Adopted 7 May 1981; revised 5 August 1985, 31 May 1991, 6 December 1993, 15 November 1995, 30 September 1997, and 22 October 1998, corrected 8 August 2002.

ARTICLE I. NAME

The name of this association, organized as a nonprofit (501(c)6) corporation, shall be the Association of Professional Genealogists, hereinafter referred to as APG or the Association.

ARTICLE II. OBJECTIVES


The Association shall be operated as a nonprofit, educational corporation under the laws of the State of Utah, no part of the net earnings of which shall inure to the benefit of any private individual.

The objectives of this Association shall be:

  1. A. To promote international awareness of, and interest in, professional genealogical services;
    B. To promote professional standards in genealogical research, writing, and speaking;
    C. To engage in activities which improve access, facilitate research, and preserve records used in the fields of genealogy and local history;
    D. To promote awareness of activities and/or laws which may affect genealogical and historical research;
    E. To educate the membership and public through publications and lectures; and,
    F. To provide support for those engaged in genealogical pursuits as a business.

ARTICLE III. MEMBERS


Section 1. Membership. Membership shall be open to any person or entity willing to support the objectives and the code of the Association.
Section 2. Classifications.
A. Voting. Voting members shall be individual, associate or life members. Each member is entitled to one vote.
B. Non-voting. Subscribers are not members and shall not vote.
Section 3. Dues. The dues shall be set by a majority vote of the Board of Directors.
Section 4. Good Standing. A member in good standing shall be one whose current dues have been paid in accordance with the provisions of the procedure manual and who is not under disciplinary action. Only members in good standing may vote, hold an elected position, or chair a committee.

ARTICLE IV. CHAPTERS


Section 1. Chapters may be organized, with a minimum of five (5) APG members, to promote the objectives and programs of APG.

WHAT THIS EXERCISE ASKS =
1 - From the APG bylaws, print the passage starting with "Section 1. Membership." and going on through "programs of APG.".
2 - Under the laws of which state do the APG bylaws say the Association operates?
3 - Carry the APG bylaws forward past the last section shown under Article IV.
The rows that follow have no connection to the APG bylaws.

EXTRACTED ENTRIES =
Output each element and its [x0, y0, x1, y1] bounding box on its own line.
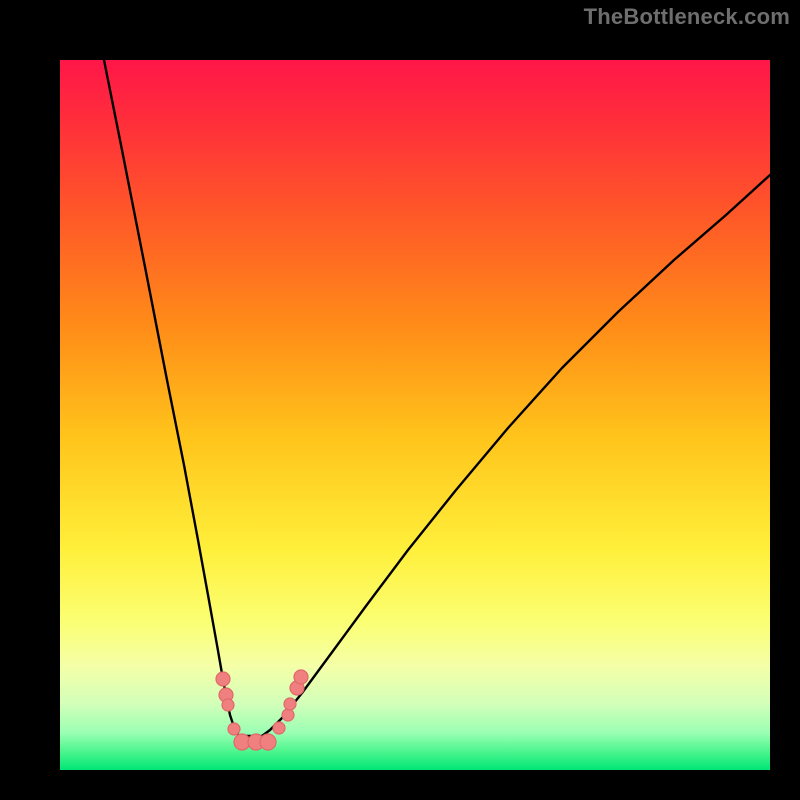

==

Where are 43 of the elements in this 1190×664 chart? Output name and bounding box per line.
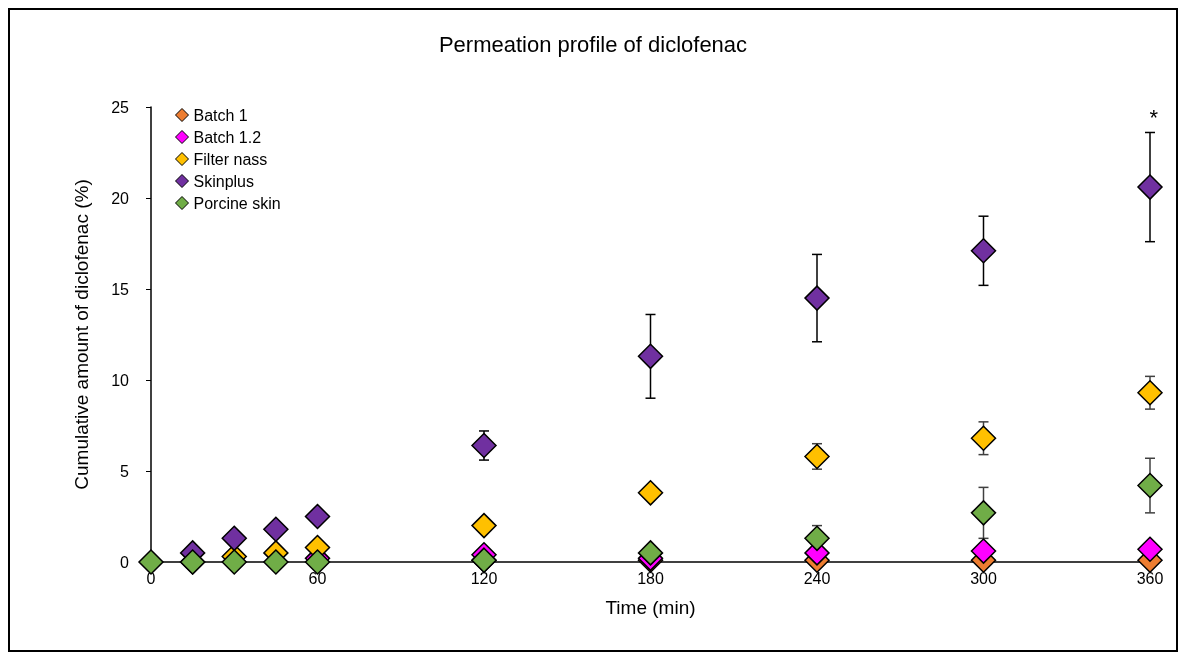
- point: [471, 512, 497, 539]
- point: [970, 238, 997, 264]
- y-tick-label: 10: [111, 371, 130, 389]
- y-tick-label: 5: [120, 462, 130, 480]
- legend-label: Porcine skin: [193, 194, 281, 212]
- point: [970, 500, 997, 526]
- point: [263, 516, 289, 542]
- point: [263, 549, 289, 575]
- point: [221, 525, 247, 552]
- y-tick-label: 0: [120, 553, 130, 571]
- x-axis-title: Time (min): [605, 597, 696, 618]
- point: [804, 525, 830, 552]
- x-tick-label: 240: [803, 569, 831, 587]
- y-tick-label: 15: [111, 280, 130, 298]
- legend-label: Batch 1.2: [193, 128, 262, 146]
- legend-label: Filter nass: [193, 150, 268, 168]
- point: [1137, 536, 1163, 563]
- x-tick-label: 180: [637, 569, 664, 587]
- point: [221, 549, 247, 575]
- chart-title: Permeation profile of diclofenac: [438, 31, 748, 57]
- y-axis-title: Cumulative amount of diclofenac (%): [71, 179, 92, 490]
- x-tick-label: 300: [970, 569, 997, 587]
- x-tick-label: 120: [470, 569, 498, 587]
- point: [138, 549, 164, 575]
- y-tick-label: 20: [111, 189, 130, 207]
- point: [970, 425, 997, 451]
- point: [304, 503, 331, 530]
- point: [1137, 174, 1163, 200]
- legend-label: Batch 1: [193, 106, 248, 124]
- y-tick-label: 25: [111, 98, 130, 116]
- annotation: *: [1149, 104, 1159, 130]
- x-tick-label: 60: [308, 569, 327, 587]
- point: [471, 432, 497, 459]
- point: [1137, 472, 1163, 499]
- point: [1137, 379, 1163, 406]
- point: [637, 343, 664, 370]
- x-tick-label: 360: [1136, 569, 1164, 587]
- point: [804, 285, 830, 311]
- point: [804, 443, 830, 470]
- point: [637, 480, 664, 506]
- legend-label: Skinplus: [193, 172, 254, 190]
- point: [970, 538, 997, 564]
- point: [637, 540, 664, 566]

RESULTS FOR THE EXERCISE =
1 -
Section 1. Membership. Membership shall be open to any person or entity willing to support the objectives and the code of the Association.
Section 2. Classifications.
A. Voting. Voting members shall be individual, associate or life members. Each member is entitled to one vote.
B. Non-voting. Subscribers are not members and shall not vote.
Section 3. Dues. The dues shall be set by a majority vote of the Board of Directors.
Section 4. Good Standing. A member in good standing shall be one whose current dues have been paid in accordance with the provisions of the procedure manual and who is not under disciplinary action. Only members in good standing may vote, hold an elected position, or chair a committee.

ARTICLE IV. CHAPTERS


Section 1. Chapters may be organized, with a minimum of five (5) APG members, to promote the objectives and programs of APG.

2 - Utah

3 -
Section 2. Application for the chapter charter shall be made on the official form obtained from the Executive Director as prescribed in the Procedures Manual.
Section 3. Chapter bylaws shall not be in conflict with APG bylaws.

ARTICLE V. OFFICERS


Section 1. Elected Officers. Elected officers of APG shall be a President, a Vice President, a Secretary, and a Treasurer.
Section 2. These officers shall perform the duties provided in this section and such other duties as are prescribed for the office in these bylaws, the Policy and Procedures Manuals, and by the parliamentary authority adopted by the Association.
A. The President shall
1. Be the chief executive officer and official spokesperson of APG;
2. Appoint, with the approval of the Board, a parliamentarian;
3. Enter into agreements on behalf of the Association, with the approval of the Board;
4. Pay reasonable compensation for materials or services rendered in pursuit of the Association's objectives;
5. Appoint all committees, except the Nominations and Redistribution Committees, with the approval of the Board of Directors;
6. Appoint, with the approval of the Executive Committee, an Auditor;
7. Be responsible for the sending of notices of all meetings;
8. Be an ex-officio member of all committees with the exception of the Elections Committee and the Redistribution Committee;
9. Perform such other duties as these bylaws or the Board of Directors shall assign.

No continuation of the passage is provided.